WRITTEN INSTRUCTION: Beneath this sentence is a set of records; write each of them out exactly.
■ ■ ■ ■ ■ ■ ■
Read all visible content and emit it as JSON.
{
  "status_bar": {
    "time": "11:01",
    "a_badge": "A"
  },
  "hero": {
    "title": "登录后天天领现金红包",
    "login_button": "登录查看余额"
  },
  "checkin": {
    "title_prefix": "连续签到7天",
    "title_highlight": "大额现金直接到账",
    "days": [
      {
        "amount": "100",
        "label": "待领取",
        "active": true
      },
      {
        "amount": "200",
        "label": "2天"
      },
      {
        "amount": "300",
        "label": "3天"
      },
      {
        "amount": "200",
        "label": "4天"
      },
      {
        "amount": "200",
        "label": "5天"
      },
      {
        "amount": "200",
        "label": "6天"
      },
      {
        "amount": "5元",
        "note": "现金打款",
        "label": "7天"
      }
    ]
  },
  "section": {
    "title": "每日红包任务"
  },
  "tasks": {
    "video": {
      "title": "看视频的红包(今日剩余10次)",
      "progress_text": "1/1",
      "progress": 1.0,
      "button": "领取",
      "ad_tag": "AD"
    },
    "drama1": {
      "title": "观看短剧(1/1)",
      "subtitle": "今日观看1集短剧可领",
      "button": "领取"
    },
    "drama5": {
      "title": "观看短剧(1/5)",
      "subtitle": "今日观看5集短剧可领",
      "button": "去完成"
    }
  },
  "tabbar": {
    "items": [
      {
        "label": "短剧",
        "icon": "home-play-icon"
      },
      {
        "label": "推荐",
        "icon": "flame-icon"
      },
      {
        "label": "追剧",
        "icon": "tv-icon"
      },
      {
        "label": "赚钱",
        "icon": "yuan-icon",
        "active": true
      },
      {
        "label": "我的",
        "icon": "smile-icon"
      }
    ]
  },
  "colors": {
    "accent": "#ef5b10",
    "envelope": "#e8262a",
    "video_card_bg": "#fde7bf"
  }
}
■ ■ ■ ■ ■ ■ ■
COMPLETE OUTPUT:
Read all visible content and emit it as JSON.
{
  "status_bar": {
    "time": "11:01",
    "a_badge": "A"
  },
  "hero": {
    "title": "登录后天天领现金红包",
    "login_button": "登录查看余额"
  },
  "checkin": {
    "title_prefix": "连续签到7天",
    "title_highlight": "大额现金直接到账",
    "days": [
      {
        "amount": "100",
        "label": "待领取",
        "active": true
      },
      {
        "amount": "200",
        "label": "2天"
      },
      {
        "amount": "300",
        "label": "3天"
      },
      {
        "amount": "200",
        "label": "4天"
      },
      {
        "amount": "200",
        "label": "5天"
      },
      {
        "amount": "200",
        "label": "6天"
      },
      {
        "amount": "5元",
        "note": "现金打款",
        "label": "7天"
      }
    ]
  },
  "section": {
    "title": "每日红包任务"
  },
  "tasks": {
    "video": {
      "title": "看视频的红包(今日剩余10次)",
      "progress_text": "1/1",
      "progress": 1.0,
      "button": "领取",
      "ad_tag": "AD"
    },
    "drama1": {
      "title": "观看短剧(1/1)",
      "subtitle": "今日观看1集短剧可领",
      "button": "领取"
    },
    "drama5": {
      "title": "观看短剧(1/5)",
      "subtitle": "今日观看5集短剧可领",
      "button": "去完成"
    }
  },
  "tabbar": {
    "items": [
      {
        "label": "短剧",
        "icon": "home-play-icon"
      },
      {
        "label": "推荐",
        "icon": "flame-icon"
      },
      {
        "label": "追剧",
        "icon": "tv-icon"
      },
      {
        "label": "赚钱",
        "icon": "yuan-icon",
        "active": true
      },
      {
        "label": "我的",
        "icon": "smile-icon"
      }
    ]
  },
  "colors": {
    "accent": "#ef5b10",
    "envelope": "#e8262a",
    "video_card_bg": "#fde7bf"
  }
}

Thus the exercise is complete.